Task statement ▸ Tally all lines containing the word "this". Give the number alone.

### Recorded data

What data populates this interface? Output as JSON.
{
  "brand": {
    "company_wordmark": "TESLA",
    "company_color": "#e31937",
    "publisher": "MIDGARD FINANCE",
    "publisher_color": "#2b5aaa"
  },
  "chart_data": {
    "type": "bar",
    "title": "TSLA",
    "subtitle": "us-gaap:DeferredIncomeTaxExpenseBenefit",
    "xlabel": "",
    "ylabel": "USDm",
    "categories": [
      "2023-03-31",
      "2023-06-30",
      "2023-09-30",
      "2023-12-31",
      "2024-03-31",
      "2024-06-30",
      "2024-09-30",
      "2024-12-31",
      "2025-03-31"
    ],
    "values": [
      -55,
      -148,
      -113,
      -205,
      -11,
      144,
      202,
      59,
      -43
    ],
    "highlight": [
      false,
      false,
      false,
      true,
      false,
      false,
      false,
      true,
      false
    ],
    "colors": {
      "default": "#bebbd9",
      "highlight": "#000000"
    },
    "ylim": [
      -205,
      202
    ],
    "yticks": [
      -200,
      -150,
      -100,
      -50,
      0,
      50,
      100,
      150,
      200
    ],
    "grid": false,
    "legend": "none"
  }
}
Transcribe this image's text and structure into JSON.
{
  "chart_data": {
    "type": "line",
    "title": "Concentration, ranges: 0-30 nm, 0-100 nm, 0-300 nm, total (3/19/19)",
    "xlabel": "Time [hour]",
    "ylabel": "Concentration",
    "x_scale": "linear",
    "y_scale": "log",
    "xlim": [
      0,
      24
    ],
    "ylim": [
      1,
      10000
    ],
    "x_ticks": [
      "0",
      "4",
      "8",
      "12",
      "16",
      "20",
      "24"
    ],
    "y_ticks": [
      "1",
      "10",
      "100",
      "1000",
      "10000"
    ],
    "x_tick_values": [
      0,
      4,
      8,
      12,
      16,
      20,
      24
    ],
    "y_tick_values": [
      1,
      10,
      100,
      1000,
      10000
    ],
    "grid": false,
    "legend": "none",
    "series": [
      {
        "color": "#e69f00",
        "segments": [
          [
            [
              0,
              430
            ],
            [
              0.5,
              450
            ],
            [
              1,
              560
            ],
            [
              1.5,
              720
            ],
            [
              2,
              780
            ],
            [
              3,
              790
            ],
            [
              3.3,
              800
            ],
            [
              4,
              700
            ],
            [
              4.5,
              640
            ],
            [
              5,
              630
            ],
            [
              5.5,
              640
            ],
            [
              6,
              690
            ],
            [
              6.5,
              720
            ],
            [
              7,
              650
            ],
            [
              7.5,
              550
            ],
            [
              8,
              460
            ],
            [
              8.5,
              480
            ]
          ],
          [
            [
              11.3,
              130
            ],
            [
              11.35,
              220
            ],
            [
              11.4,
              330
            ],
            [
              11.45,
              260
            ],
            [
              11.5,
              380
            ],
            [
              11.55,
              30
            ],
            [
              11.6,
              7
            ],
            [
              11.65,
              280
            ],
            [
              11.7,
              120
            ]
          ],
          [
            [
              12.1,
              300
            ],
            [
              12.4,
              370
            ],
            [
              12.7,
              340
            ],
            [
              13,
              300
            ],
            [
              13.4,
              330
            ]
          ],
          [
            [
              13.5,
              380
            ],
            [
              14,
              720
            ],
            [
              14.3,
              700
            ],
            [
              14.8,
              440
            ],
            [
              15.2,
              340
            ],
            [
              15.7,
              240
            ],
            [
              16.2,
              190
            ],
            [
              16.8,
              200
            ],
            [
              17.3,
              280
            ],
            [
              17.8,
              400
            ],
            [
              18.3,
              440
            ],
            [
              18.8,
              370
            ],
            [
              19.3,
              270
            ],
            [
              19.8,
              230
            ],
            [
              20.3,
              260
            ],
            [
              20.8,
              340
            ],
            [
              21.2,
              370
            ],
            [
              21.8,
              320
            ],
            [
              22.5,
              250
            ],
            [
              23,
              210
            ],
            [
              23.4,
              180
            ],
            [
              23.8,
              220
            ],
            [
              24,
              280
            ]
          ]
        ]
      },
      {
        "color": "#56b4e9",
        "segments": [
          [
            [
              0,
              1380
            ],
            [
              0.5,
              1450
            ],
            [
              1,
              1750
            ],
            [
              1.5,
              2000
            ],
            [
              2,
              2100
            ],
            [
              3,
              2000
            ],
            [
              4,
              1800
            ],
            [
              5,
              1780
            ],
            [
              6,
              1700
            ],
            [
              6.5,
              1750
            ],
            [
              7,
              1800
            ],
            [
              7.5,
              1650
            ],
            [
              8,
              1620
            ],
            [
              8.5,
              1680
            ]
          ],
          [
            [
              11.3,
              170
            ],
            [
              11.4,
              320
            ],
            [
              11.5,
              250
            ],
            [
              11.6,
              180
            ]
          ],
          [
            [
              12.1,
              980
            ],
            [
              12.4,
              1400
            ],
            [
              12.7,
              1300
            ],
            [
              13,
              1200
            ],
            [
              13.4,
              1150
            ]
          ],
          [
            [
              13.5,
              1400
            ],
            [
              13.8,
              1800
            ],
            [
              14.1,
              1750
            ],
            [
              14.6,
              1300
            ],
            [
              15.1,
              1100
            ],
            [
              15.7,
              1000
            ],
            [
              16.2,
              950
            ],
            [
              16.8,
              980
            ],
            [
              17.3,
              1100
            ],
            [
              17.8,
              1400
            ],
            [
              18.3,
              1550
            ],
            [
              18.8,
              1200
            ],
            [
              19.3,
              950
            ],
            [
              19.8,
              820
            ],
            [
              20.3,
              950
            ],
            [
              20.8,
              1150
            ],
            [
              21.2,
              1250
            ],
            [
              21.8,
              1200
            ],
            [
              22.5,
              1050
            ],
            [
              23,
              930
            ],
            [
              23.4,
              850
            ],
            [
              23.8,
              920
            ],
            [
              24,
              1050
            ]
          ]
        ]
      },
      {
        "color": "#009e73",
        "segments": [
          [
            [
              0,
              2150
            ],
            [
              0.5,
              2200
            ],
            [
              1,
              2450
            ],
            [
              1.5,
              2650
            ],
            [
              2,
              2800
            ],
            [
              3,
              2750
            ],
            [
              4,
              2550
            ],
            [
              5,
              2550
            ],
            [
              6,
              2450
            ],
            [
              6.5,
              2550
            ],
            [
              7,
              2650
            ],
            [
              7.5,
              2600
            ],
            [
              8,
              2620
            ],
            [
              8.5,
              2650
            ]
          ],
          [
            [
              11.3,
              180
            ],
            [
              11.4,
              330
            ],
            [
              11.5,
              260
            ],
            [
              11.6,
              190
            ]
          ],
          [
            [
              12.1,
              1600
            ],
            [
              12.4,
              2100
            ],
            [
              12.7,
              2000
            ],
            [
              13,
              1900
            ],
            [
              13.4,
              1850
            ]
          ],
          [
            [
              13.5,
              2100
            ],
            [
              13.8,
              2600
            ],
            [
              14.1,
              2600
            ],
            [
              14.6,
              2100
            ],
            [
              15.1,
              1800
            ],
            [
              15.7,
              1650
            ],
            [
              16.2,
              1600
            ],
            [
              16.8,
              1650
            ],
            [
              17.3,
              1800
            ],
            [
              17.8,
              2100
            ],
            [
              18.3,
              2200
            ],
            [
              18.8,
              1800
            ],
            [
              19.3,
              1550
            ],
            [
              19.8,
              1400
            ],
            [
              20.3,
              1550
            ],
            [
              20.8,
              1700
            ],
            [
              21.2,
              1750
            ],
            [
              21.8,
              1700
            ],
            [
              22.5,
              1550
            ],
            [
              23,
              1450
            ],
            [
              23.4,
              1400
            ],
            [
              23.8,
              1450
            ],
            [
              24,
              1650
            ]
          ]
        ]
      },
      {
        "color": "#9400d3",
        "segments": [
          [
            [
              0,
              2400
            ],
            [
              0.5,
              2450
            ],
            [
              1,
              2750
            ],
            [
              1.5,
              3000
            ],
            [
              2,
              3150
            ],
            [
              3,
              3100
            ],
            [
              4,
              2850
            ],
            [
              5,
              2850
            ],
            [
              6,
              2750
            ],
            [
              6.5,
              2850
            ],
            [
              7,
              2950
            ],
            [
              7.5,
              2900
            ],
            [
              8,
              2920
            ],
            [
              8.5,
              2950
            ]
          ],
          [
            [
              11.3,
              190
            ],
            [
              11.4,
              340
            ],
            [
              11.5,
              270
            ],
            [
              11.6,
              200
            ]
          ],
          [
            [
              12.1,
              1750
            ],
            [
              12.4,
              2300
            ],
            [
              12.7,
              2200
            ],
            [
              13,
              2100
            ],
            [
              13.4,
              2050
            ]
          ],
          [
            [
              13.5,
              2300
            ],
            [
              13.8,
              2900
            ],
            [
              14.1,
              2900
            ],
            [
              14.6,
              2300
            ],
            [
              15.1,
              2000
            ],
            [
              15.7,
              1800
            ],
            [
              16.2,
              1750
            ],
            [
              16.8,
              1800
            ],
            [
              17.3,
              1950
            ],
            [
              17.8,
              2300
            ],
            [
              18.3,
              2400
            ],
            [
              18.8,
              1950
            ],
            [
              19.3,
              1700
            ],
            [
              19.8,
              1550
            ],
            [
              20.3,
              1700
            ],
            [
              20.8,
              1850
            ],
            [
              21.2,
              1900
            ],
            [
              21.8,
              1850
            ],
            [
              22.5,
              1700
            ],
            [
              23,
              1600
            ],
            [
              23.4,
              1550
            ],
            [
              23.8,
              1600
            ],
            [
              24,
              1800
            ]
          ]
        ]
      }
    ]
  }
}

######

Correct output ▸ 2